— start of Records supplied —

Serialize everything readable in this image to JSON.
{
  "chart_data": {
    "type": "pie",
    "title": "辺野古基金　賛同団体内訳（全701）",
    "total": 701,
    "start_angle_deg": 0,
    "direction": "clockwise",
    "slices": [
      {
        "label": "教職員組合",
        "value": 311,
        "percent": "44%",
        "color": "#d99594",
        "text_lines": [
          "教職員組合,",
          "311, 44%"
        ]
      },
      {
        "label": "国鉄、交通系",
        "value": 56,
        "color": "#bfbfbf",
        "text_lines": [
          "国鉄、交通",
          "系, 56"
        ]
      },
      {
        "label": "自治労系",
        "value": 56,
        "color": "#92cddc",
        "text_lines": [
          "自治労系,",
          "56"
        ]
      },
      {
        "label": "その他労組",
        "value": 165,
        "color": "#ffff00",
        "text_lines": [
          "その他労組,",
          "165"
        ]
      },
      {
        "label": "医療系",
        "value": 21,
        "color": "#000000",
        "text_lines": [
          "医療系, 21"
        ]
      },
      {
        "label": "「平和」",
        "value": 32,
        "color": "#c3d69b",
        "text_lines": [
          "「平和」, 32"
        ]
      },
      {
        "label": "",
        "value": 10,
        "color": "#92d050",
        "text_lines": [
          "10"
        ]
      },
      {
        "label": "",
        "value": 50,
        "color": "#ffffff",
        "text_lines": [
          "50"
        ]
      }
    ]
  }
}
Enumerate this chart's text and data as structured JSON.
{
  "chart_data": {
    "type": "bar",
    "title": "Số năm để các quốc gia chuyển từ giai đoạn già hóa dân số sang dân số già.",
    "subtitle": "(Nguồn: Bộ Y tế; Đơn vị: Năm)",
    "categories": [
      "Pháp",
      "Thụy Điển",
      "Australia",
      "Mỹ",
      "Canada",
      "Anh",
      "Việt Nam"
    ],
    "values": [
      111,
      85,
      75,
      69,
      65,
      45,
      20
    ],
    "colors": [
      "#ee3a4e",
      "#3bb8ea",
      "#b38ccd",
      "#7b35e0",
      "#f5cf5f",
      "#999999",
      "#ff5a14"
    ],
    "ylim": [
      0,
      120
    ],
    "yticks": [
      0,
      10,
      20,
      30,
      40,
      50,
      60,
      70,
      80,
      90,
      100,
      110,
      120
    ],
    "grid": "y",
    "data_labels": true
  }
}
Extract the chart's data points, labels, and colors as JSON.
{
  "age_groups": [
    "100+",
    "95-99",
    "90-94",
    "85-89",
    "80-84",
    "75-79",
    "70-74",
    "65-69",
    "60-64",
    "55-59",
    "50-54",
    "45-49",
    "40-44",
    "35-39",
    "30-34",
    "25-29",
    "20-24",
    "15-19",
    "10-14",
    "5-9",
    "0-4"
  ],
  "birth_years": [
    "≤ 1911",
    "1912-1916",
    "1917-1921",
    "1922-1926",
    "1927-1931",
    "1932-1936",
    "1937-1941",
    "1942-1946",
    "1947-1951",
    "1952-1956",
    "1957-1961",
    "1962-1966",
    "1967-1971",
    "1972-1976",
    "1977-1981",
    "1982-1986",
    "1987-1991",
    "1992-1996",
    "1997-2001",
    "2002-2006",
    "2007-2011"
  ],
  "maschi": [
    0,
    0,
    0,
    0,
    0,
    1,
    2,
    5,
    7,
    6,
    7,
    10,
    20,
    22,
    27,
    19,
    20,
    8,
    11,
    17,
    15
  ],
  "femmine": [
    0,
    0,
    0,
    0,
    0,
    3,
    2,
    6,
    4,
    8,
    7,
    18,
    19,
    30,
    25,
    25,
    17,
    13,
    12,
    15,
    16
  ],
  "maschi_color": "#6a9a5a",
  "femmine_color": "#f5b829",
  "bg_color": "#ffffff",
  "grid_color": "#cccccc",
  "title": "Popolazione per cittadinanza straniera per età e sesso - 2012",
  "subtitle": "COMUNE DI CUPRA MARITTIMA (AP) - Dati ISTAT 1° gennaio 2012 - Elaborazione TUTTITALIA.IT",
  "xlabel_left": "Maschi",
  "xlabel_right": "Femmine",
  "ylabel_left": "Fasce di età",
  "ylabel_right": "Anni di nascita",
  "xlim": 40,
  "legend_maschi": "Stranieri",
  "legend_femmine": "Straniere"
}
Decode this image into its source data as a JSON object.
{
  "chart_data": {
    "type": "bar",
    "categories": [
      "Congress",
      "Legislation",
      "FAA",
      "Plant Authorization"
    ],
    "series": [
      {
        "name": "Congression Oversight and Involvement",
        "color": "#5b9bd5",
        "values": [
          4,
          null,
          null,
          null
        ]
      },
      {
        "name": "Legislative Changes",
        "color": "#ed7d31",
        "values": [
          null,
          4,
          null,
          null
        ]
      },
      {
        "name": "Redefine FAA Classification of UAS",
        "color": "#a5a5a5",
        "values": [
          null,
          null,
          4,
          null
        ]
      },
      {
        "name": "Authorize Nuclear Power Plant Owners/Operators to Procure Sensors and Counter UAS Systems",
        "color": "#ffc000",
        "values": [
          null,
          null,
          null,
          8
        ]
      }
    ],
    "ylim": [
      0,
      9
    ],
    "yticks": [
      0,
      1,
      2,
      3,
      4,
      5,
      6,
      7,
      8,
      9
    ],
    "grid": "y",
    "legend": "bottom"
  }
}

— end of Records supplied —

» Exercise details: Reproduce all of the data exactly as given.

» Answer to this task:
Serialize everything readable in this image to JSON.
{
  "chart_data": {
    "type": "pie",
    "title": "辺野古基金　賛同団体内訳（全701）",
    "total": 701,
    "start_angle_deg": 0,
    "direction": "clockwise",
    "slices": [
      {
        "label": "教職員組合",
        "value": 311,
        "percent": "44%",
        "color": "#d99594",
        "text_lines": [
          "教職員組合,",
          "311, 44%"
        ]
      },
      {
        "label": "国鉄、交通系",
        "value": 56,
        "color": "#bfbfbf",
        "text_lines": [
          "国鉄、交通",
          "系, 56"
        ]
      },
      {
        "label": "自治労系",
        "value": 56,
        "color": "#92cddc",
        "text_lines": [
          "自治労系,",
          "56"
        ]
      },
      {
        "label": "その他労組",
        "value": 165,
        "color": "#ffff00",
        "text_lines": [
          "その他労組,",
          "165"
        ]
      },
      {
        "label": "医療系",
        "value": 21,
        "color": "#000000",
        "text_lines": [
          "医療系, 21"
        ]
      },
      {
        "label": "「平和」",
        "value": 32,
        "color": "#c3d69b",
        "text_lines": [
          "「平和」, 32"
        ]
      },
      {
        "label": "",
        "value": 10,
        "color": "#92d050",
        "text_lines": [
          "10"
        ]
      },
      {
        "label": "",
        "value": 50,
        "color": "#ffffff",
        "text_lines": [
          "50"
        ]
      }
    ]
  }
}
Enumerate this chart's text and data as structured JSON.
{
  "chart_data": {
    "type": "bar",
    "title": "Số năm để các quốc gia chuyển từ giai đoạn già hóa dân số sang dân số già.",
    "subtitle": "(Nguồn: Bộ Y tế; Đơn vị: Năm)",
    "categories": [
      "Pháp",
      "Thụy Điển",
      "Australia",
      "Mỹ",
      "Canada",
      "Anh",
      "Việt Nam"
    ],
    "values": [
      111,
      85,
      75,
      69,
      65,
      45,
      20
    ],
    "colors": [
      "#ee3a4e",
      "#3bb8ea",
      "#b38ccd",
      "#7b35e0",
      "#f5cf5f",
      "#999999",
      "#ff5a14"
    ],
    "ylim": [
      0,
      120
    ],
    "yticks": [
      0,
      10,
      20,
      30,
      40,
      50,
      60,
      70,
      80,
      90,
      100,
      110,
      120
    ],
    "grid": "y",
    "data_labels": true
  }
}
Extract the chart's data points, labels, and colors as JSON.
{
  "age_groups": [
    "100+",
    "95-99",
    "90-94",
    "85-89",
    "80-84",
    "75-79",
    "70-74",
    "65-69",
    "60-64",
    "55-59",
    "50-54",
    "45-49",
    "40-44",
    "35-39",
    "30-34",
    "25-29",
    "20-24",
    "15-19",
    "10-14",
    "5-9",
    "0-4"
  ],
  "birth_years": [
    "≤ 1911",
    "1912-1916",
    "1917-1921",
    "1922-1926",
    "1927-1931",
    "1932-1936",
    "1937-1941",
    "1942-1946",
    "1947-1951",
    "1952-1956",
    "1957-1961",
    "1962-1966",
    "1967-1971",
    "1972-1976",
    "1977-1981",
    "1982-1986",
    "1987-1991",
    "1992-1996",
    "1997-2001",
    "2002-2006",
    "2007-2011"
  ],
  "maschi": [
    0,
    0,
    0,
    0,
    0,
    1,
    2,
    5,
    7,
    6,
    7,
    10,
    20,
    22,
    27,
    19,
    20,
    8,
    11,
    17,
    15
  ],
  "femmine": [
    0,
    0,
    0,
    0,
    0,
    3,
    2,
    6,
    4,
    8,
    7,
    18,
    19,
    30,
    25,
    25,
    17,
    13,
    12,
    15,
    16
  ],
  "maschi_color": "#6a9a5a",
  "femmine_color": "#f5b829",
  "bg_color": "#ffffff",
  "grid_color": "#cccccc",
  "title": "Popolazione per cittadinanza straniera per età e sesso - 2012",
  "subtitle": "COMUNE DI CUPRA MARITTIMA (AP) - Dati ISTAT 1° gennaio 2012 - Elaborazione TUTTITALIA.IT",
  "xlabel_left": "Maschi",
  "xlabel_right": "Femmine",
  "ylabel_left": "Fasce di età",
  "ylabel_right": "Anni di nascita",
  "xlim": 40,
  "legend_maschi": "Stranieri",
  "legend_femmine": "Straniere"
}
Decode this image into its source data as a JSON object.
{
  "chart_data": {
    "type": "bar",
    "categories": [
      "Congress",
      "Legislation",
      "FAA",
      "Plant Authorization"
    ],
    "series": [
      {
        "name": "Congression Oversight and Involvement",
        "color": "#5b9bd5",
        "values": [
          4,
          null,
          null,
          null
        ]
      },
      {
        "name": "Legislative Changes",
        "color": "#ed7d31",
        "values": [
          null,
          4,
          null,
          null
        ]
      },
      {
        "name": "Redefine FAA Classification of UAS",
        "color": "#a5a5a5",
        "values": [
          null,
          null,
          4,
          null
        ]
      },
      {
        "name": "Authorize Nuclear Power Plant Owners/Operators to Procure Sensors and Counter UAS Systems",
        "color": "#ffc000",
        "values": [
          null,
          null,
          null,
          8
        ]
      }
    ],
    "ylim": [
      0,
      9
    ],
    "yticks": [
      0,
      1,
      2,
      3,
      4,
      5,
      6,
      7,
      8,
      9
    ],
    "grid": "y",
    "legend": "bottom"
  }
}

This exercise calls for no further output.